Go through the listing below and list every line with "goals".
— START OF Listed records —
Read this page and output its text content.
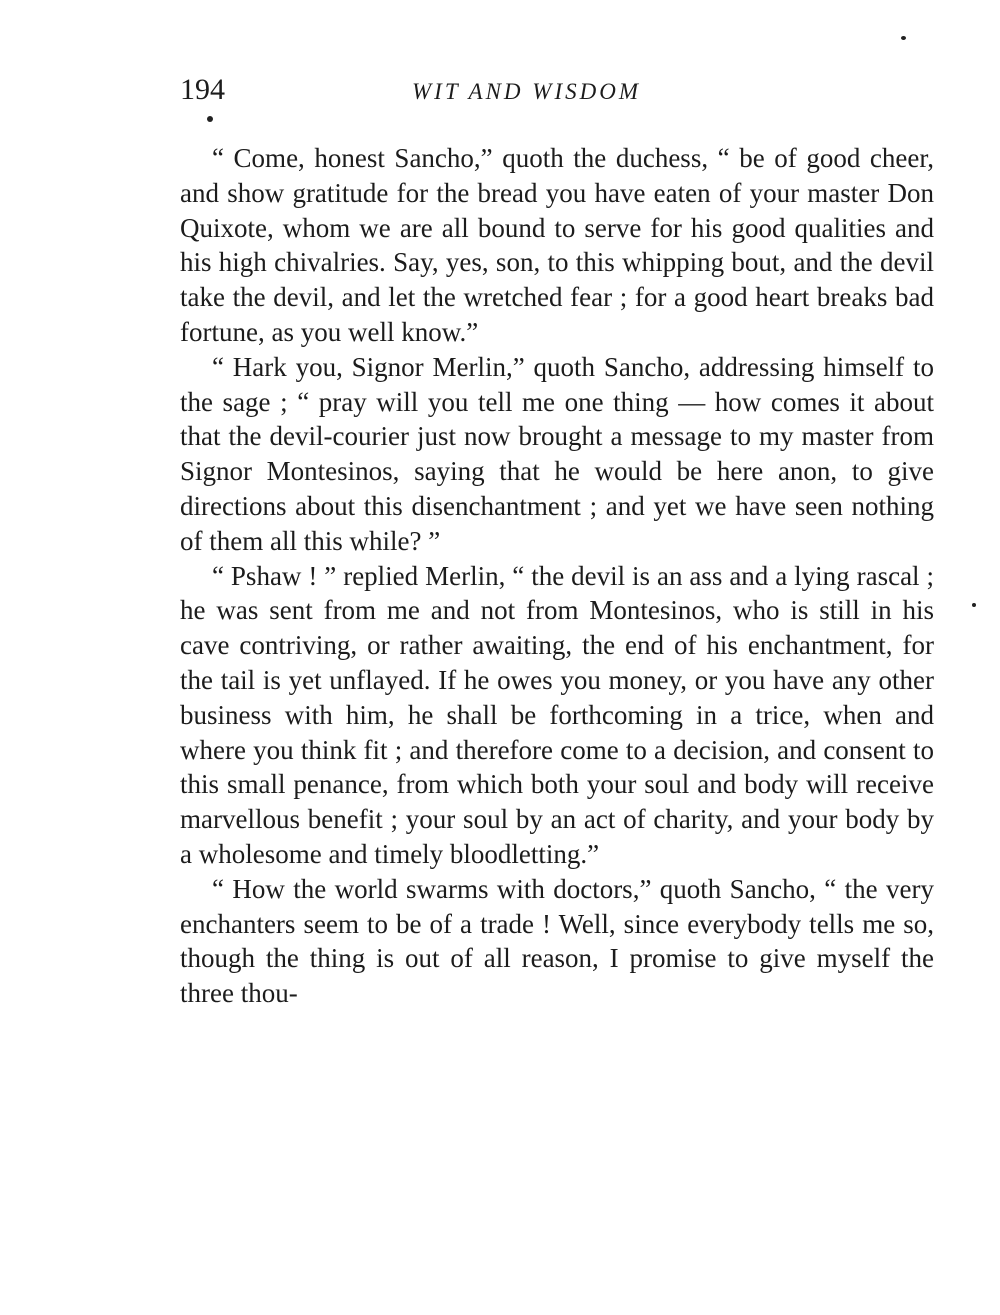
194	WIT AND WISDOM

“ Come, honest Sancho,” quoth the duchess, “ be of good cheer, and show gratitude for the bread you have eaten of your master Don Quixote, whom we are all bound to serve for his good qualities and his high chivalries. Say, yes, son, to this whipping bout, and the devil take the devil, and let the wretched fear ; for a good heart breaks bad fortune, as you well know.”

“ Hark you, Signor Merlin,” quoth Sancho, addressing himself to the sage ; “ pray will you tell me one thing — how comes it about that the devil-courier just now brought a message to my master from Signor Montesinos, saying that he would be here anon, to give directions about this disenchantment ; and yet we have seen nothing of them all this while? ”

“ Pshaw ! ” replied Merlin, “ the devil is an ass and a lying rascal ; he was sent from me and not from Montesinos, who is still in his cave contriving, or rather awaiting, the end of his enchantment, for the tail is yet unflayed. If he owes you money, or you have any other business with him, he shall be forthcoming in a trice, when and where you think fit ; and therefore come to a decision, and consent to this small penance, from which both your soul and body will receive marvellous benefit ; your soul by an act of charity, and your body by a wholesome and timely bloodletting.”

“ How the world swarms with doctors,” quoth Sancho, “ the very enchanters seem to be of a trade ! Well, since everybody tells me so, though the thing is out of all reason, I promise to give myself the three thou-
— END OF Listed records —
— START OF Listed records —
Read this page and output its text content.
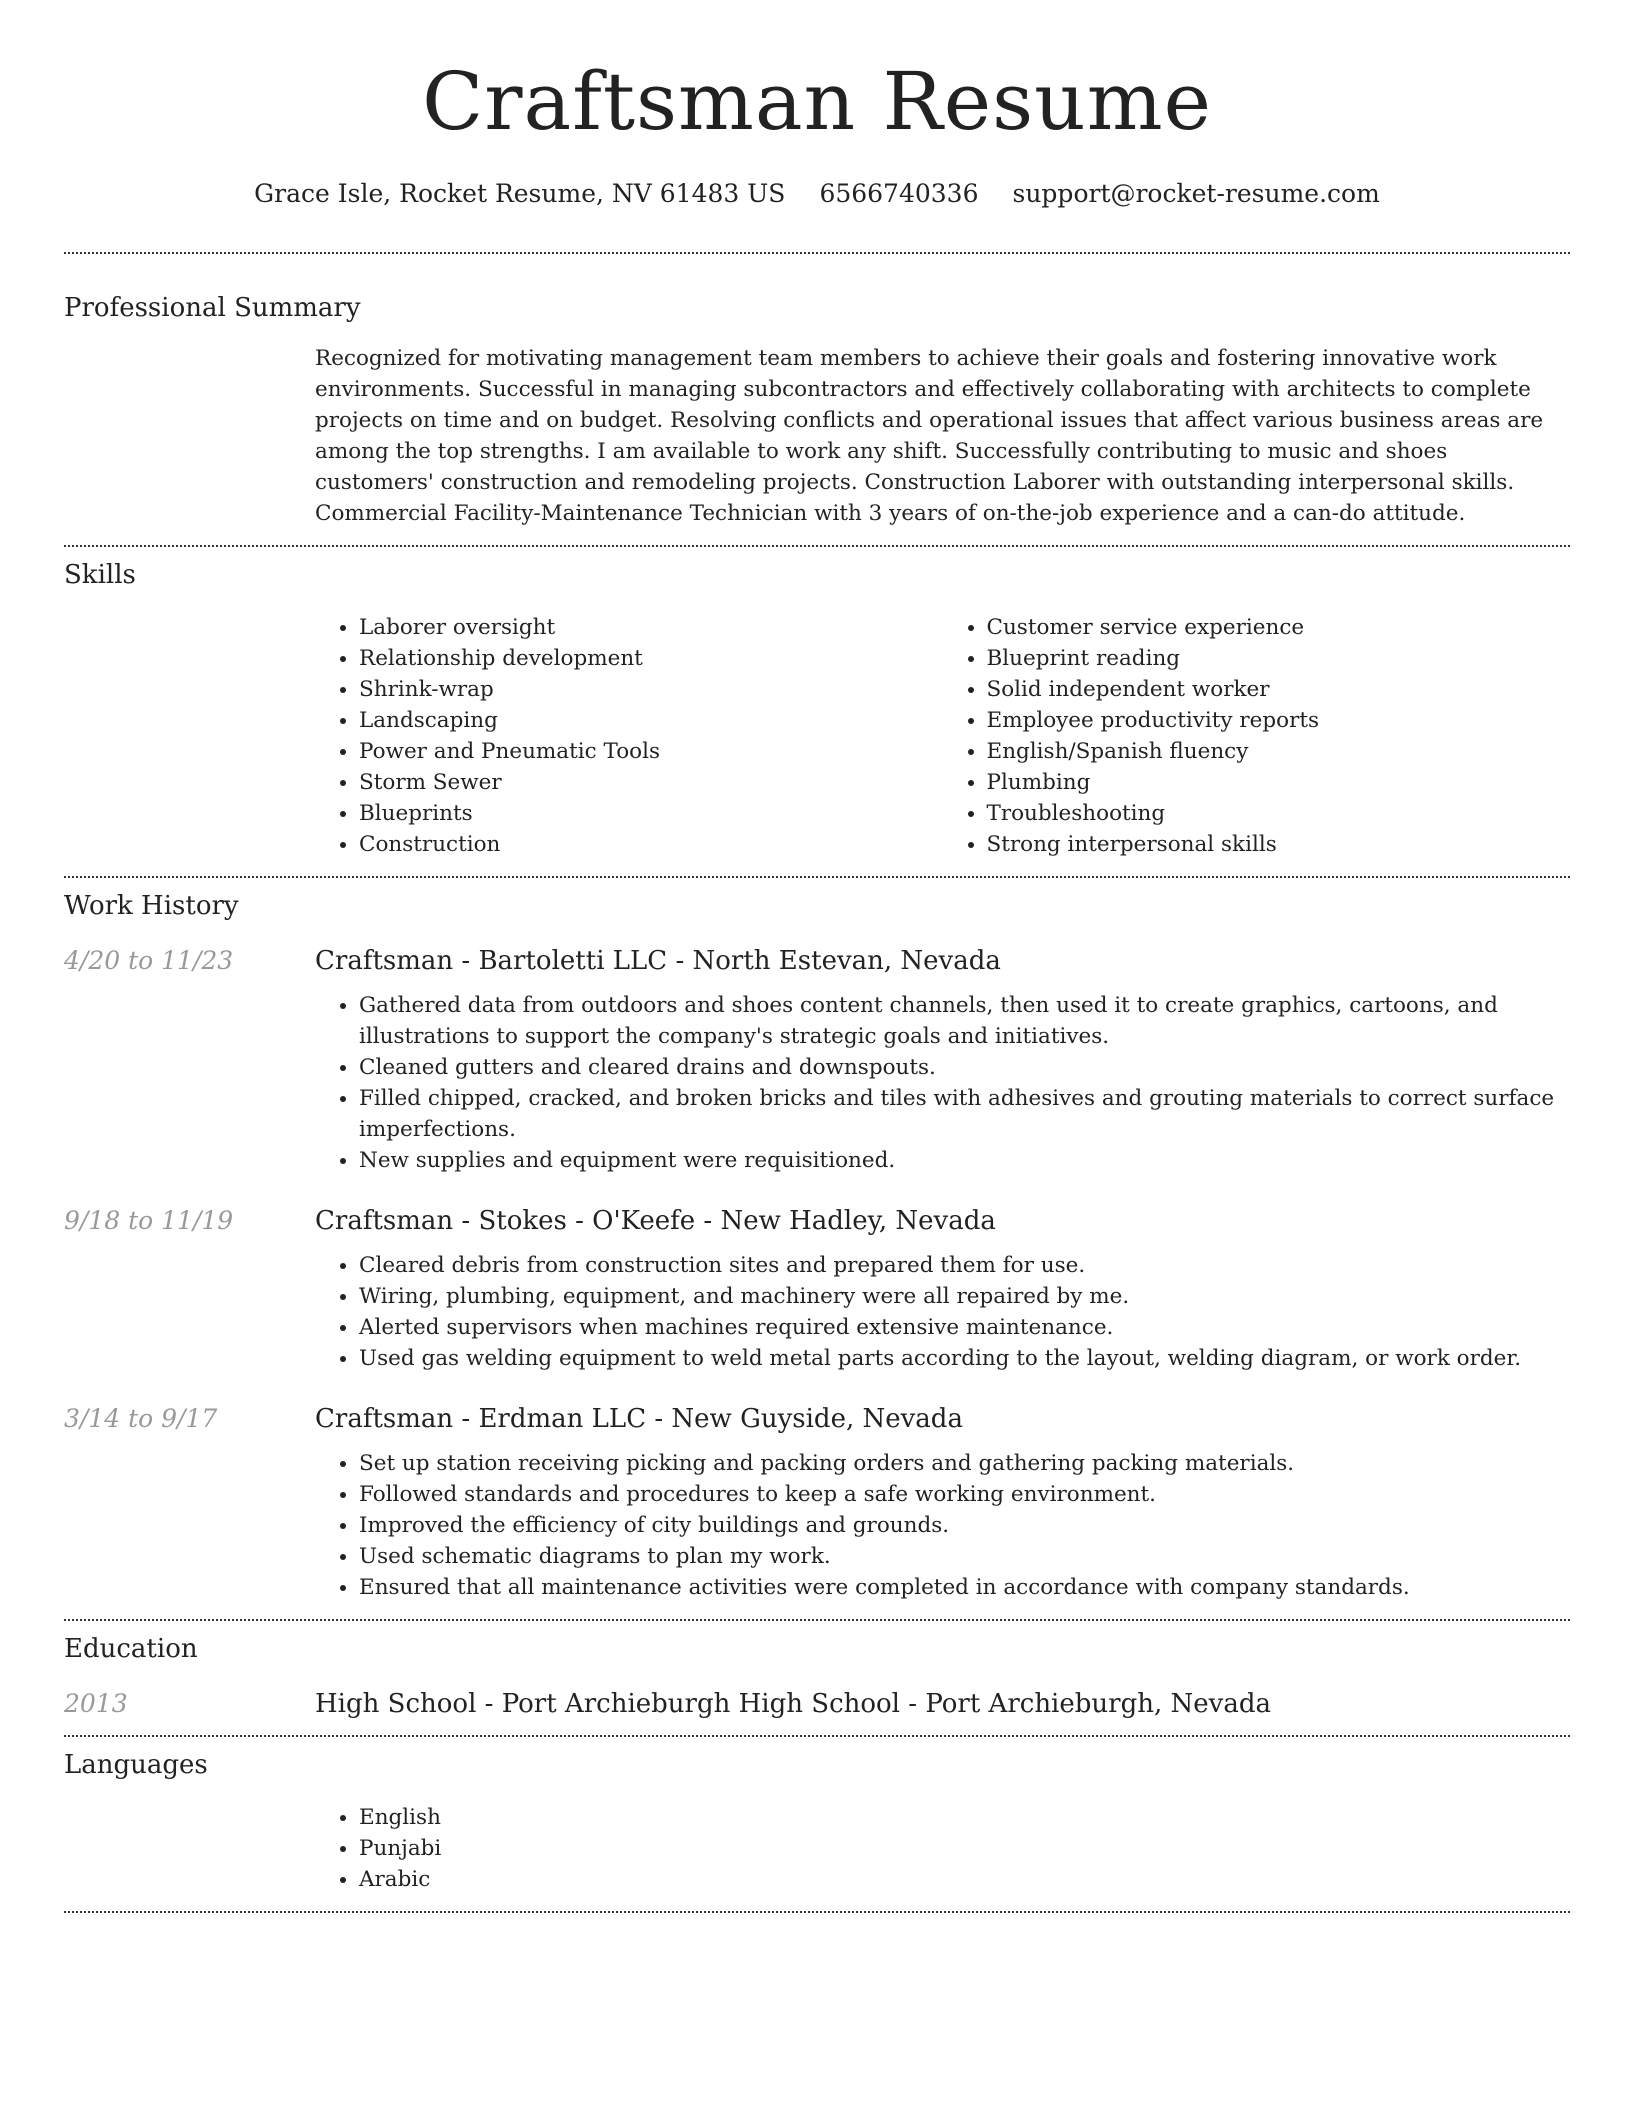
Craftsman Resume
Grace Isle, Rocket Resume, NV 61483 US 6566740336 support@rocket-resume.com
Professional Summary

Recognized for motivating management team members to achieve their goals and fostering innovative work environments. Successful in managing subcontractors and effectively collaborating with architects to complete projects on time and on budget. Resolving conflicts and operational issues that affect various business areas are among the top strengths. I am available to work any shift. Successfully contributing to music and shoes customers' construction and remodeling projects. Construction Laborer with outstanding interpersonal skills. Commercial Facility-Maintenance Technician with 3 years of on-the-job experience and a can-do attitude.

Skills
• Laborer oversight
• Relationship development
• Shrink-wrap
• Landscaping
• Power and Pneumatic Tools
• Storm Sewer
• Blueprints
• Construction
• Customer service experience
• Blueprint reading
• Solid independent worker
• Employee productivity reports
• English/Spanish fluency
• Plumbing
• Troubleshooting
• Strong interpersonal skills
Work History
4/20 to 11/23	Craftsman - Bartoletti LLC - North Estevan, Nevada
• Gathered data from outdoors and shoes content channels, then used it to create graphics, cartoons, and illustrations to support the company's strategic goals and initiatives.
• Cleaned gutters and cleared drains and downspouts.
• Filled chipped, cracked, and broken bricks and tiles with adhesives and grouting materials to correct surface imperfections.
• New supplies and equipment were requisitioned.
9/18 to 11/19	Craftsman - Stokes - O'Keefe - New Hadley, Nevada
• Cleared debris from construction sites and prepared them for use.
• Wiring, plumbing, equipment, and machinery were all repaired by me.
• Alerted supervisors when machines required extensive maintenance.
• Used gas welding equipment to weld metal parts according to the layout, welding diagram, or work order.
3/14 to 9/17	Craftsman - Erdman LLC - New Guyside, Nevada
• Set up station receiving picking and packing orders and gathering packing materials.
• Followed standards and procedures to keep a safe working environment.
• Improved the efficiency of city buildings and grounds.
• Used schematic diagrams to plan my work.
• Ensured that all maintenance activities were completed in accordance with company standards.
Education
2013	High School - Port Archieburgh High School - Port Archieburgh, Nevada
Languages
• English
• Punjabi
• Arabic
— END OF Listed records —
## Response to this task
Recognized for motivating management team members to achieve their goals and fostering innovative work environments. Successful in managing subcontractors and effectively collaborating with architects to complete projects on time and on budget. Resolving conflicts and operational issues that affect various business areas are among the top strengths. I am available to work any shift. Successfully contributing to music and shoes customers' construction and remodeling projects. Construction Laborer with outstanding interpersonal skills. Commercial Facility-Maintenance Technician with 3 years of on-the-job experience and a can-do attitude.
• Gathered data from outdoors and shoes content channels, then used it to create graphics, cartoons, and illustrations to support the company's strategic goals and initiatives.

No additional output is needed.